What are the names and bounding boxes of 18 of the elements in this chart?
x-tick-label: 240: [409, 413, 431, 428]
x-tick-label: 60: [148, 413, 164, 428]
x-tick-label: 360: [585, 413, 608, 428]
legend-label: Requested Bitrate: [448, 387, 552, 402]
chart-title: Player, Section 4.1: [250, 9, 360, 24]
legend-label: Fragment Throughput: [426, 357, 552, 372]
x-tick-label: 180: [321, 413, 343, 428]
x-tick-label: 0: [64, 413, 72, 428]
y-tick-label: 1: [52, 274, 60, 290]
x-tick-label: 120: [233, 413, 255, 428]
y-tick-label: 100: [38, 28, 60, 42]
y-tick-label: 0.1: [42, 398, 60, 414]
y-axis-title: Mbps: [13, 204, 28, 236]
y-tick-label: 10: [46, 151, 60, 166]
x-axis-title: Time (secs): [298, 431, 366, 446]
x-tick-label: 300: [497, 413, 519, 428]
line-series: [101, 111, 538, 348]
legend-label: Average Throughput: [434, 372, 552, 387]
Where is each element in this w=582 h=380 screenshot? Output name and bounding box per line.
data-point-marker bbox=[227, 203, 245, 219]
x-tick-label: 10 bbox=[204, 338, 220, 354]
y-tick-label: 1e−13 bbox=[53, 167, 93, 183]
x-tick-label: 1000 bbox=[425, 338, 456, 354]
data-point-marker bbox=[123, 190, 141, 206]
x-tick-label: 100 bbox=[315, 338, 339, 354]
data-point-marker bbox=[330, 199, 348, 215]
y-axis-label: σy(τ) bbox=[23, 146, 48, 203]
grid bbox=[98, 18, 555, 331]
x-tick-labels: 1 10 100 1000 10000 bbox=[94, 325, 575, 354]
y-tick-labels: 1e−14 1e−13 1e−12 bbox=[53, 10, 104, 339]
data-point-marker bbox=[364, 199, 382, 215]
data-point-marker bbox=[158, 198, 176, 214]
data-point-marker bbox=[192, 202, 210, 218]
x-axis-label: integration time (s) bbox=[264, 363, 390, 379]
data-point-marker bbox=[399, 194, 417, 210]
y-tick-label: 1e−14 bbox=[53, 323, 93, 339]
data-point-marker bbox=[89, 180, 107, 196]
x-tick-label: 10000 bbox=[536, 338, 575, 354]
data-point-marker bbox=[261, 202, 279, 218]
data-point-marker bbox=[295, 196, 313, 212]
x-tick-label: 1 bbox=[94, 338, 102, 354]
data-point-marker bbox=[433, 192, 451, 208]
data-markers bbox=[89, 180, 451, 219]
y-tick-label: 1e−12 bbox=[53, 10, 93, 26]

(Objective):
Print all of the material above line for line, with every character unchanged.

(Finished exercise):
What are the names and bounding boxes of 18 of the elements in this chart?
x-tick-label: 240: [409, 413, 431, 428]
x-tick-label: 60: [148, 413, 164, 428]
x-tick-label: 360: [585, 413, 608, 428]
legend-label: Requested Bitrate: [448, 387, 552, 402]
chart-title: Player, Section 4.1: [250, 9, 360, 24]
legend-label: Fragment Throughput: [426, 357, 552, 372]
x-tick-label: 180: [321, 413, 343, 428]
x-tick-label: 0: [64, 413, 72, 428]
y-tick-label: 1: [52, 274, 60, 290]
x-tick-label: 120: [233, 413, 255, 428]
y-tick-label: 100: [38, 28, 60, 42]
y-tick-label: 0.1: [42, 398, 60, 414]
y-axis-title: Mbps: [13, 204, 28, 236]
y-tick-label: 10: [46, 151, 60, 166]
x-axis-title: Time (secs): [298, 431, 366, 446]
x-tick-label: 300: [497, 413, 519, 428]
line-series: [101, 111, 538, 348]
legend-label: Average Throughput: [434, 372, 552, 387]
Where is each element in this w=582 h=380 screenshot? Output name and bounding box per line.
data-point-marker bbox=[227, 203, 245, 219]
x-tick-label: 10 bbox=[204, 338, 220, 354]
y-tick-label: 1e−13 bbox=[53, 167, 93, 183]
x-tick-label: 1000 bbox=[425, 338, 456, 354]
data-point-marker bbox=[123, 190, 141, 206]
x-tick-label: 100 bbox=[315, 338, 339, 354]
data-point-marker bbox=[330, 199, 348, 215]
y-axis-label: σy(τ) bbox=[23, 146, 48, 203]
grid bbox=[98, 18, 555, 331]
x-tick-labels: 1 10 100 1000 10000 bbox=[94, 325, 575, 354]
y-tick-labels: 1e−14 1e−13 1e−12 bbox=[53, 10, 104, 339]
data-point-marker bbox=[364, 199, 382, 215]
data-point-marker bbox=[158, 198, 176, 214]
data-point-marker bbox=[192, 202, 210, 218]
x-axis-label: integration time (s) bbox=[264, 363, 390, 379]
data-point-marker bbox=[399, 194, 417, 210]
y-tick-label: 1e−14 bbox=[53, 323, 93, 339]
data-point-marker bbox=[89, 180, 107, 196]
x-tick-label: 10000 bbox=[536, 338, 575, 354]
data-point-marker bbox=[261, 202, 279, 218]
data-point-marker bbox=[295, 196, 313, 212]
x-tick-label: 1 bbox=[94, 338, 102, 354]
data-point-marker bbox=[433, 192, 451, 208]
data-markers bbox=[89, 180, 451, 219]
y-tick-label: 1e−12 bbox=[53, 10, 93, 26]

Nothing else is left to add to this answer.